>> START Supplied entries
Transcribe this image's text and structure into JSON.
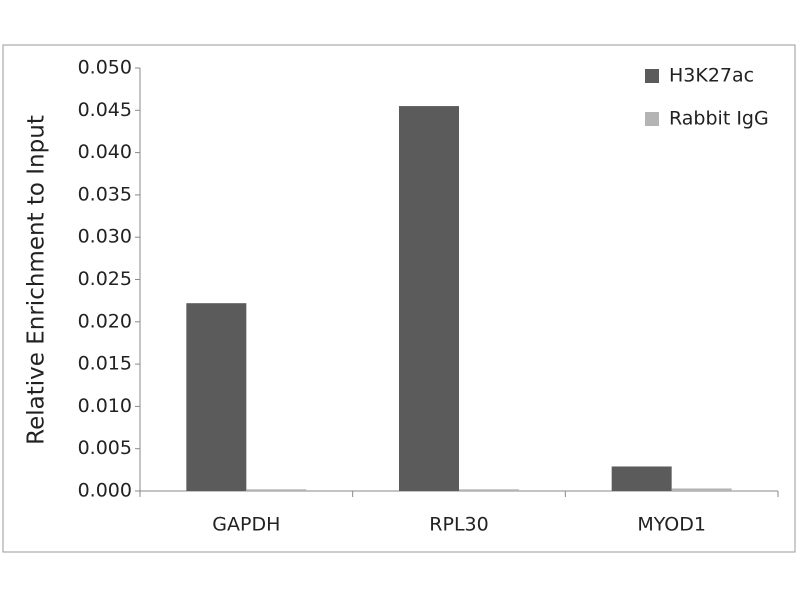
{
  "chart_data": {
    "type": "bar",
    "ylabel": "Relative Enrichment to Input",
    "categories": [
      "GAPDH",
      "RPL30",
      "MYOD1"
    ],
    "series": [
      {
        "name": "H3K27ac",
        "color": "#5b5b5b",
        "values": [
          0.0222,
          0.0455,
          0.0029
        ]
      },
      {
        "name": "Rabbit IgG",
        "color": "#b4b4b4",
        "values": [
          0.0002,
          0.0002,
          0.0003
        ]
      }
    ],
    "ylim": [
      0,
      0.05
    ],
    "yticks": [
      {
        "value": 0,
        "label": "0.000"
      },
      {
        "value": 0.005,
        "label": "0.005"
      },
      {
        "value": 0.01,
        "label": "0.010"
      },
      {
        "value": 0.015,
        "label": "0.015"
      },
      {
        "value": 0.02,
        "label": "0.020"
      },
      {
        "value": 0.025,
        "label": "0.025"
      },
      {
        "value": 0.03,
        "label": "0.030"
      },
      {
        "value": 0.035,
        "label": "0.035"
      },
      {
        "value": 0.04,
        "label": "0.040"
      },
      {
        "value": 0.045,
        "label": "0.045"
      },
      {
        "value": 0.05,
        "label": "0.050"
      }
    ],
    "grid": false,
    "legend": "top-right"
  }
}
>> END Supplied entries
### Your objective
Repeat the data exactly, excluding the pictures.

### Solution to this task
Transcribe this image's text and structure into JSON.
{
  "chart_data": {
    "type": "bar",
    "ylabel": "Relative Enrichment to Input",
    "categories": [
      "GAPDH",
      "RPL30",
      "MYOD1"
    ],
    "series": [
      {
        "name": "H3K27ac",
        "color": "#5b5b5b",
        "values": [
          0.0222,
          0.0455,
          0.0029
        ]
      },
      {
        "name": "Rabbit IgG",
        "color": "#b4b4b4",
        "values": [
          0.0002,
          0.0002,
          0.0003
        ]
      }
    ],
    "ylim": [
      0,
      0.05
    ],
    "yticks": [
      {
        "value": 0,
        "label": "0.000"
      },
      {
        "value": 0.005,
        "label": "0.005"
      },
      {
        "value": 0.01,
        "label": "0.010"
      },
      {
        "value": 0.015,
        "label": "0.015"
      },
      {
        "value": 0.02,
        "label": "0.020"
      },
      {
        "value": 0.025,
        "label": "0.025"
      },
      {
        "value": 0.03,
        "label": "0.030"
      },
      {
        "value": 0.035,
        "label": "0.035"
      },
      {
        "value": 0.04,
        "label": "0.040"
      },
      {
        "value": 0.045,
        "label": "0.045"
      },
      {
        "value": 0.05,
        "label": "0.050"
      }
    ],
    "grid": false,
    "legend": "top-right"
  }
}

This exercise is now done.